**Given task:**
Show only lines that include "color".

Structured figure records
■ ■ ■ ■
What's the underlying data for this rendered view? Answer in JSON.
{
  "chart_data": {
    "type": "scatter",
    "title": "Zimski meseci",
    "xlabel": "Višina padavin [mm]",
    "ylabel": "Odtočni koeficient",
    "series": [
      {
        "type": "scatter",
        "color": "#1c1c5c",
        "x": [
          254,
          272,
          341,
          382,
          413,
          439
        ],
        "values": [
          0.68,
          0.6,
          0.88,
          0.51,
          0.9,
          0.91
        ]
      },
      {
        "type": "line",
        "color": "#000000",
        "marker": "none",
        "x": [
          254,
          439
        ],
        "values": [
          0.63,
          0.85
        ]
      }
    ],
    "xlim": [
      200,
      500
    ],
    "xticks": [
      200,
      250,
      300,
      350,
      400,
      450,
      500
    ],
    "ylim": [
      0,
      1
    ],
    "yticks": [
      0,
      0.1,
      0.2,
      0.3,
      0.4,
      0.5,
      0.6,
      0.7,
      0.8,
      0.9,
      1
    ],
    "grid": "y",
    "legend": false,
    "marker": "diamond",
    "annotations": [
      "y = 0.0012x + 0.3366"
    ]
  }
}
■ ■ ■ ■
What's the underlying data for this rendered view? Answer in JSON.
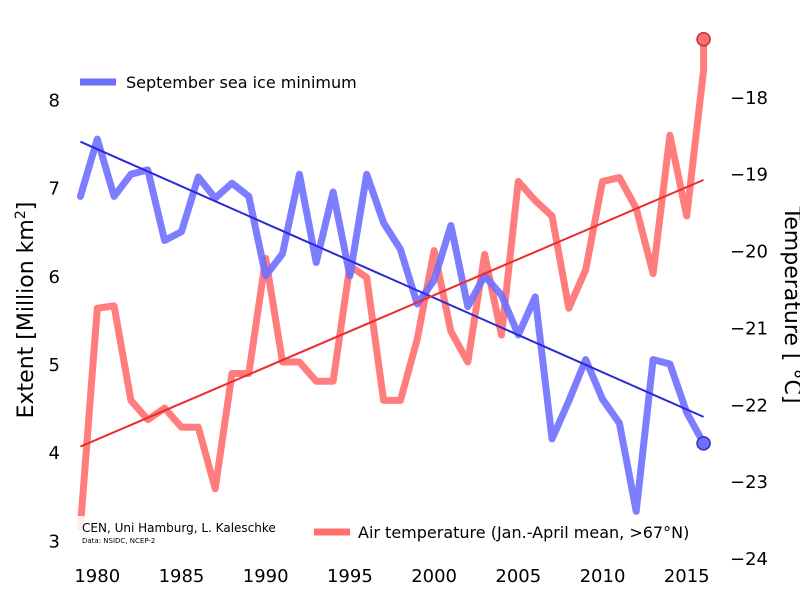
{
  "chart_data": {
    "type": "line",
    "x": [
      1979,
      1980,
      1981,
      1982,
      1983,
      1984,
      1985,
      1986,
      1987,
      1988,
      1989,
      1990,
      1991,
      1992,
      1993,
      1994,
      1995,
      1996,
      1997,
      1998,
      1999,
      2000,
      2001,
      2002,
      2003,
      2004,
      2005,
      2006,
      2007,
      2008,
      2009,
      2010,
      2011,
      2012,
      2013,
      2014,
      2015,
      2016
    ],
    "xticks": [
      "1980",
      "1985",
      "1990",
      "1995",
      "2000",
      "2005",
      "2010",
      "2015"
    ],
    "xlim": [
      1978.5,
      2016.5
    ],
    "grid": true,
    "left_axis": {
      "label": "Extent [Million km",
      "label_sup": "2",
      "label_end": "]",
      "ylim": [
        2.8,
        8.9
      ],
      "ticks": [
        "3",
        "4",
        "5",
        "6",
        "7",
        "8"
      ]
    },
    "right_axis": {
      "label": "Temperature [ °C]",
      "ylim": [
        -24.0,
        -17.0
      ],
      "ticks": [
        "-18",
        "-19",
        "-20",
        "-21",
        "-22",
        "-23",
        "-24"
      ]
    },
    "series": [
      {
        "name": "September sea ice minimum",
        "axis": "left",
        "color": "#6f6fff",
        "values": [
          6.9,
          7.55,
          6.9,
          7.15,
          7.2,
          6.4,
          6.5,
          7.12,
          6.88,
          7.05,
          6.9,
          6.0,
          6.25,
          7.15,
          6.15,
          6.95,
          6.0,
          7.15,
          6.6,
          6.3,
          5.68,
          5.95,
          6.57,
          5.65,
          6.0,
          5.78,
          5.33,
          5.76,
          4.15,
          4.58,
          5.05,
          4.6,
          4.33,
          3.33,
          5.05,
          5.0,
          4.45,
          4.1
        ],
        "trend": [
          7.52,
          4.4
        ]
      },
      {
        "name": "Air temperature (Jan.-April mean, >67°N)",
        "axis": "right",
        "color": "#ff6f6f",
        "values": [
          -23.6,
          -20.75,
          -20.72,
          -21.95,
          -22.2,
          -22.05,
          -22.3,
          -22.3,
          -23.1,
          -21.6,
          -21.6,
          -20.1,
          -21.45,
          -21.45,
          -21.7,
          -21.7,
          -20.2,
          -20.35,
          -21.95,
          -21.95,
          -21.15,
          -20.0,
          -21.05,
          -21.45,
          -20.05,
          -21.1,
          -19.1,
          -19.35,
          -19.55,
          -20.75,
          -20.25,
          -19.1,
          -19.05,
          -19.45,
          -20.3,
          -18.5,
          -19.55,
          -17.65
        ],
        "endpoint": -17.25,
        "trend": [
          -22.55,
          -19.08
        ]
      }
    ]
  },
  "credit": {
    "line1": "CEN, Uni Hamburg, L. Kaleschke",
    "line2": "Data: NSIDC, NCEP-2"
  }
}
■ ■ ■ ■
**Output of the task:**
        "color": "#1c1c5c",
        "color": "#000000",
        "color": "#6f6fff",
        "color": "#ff6f6f",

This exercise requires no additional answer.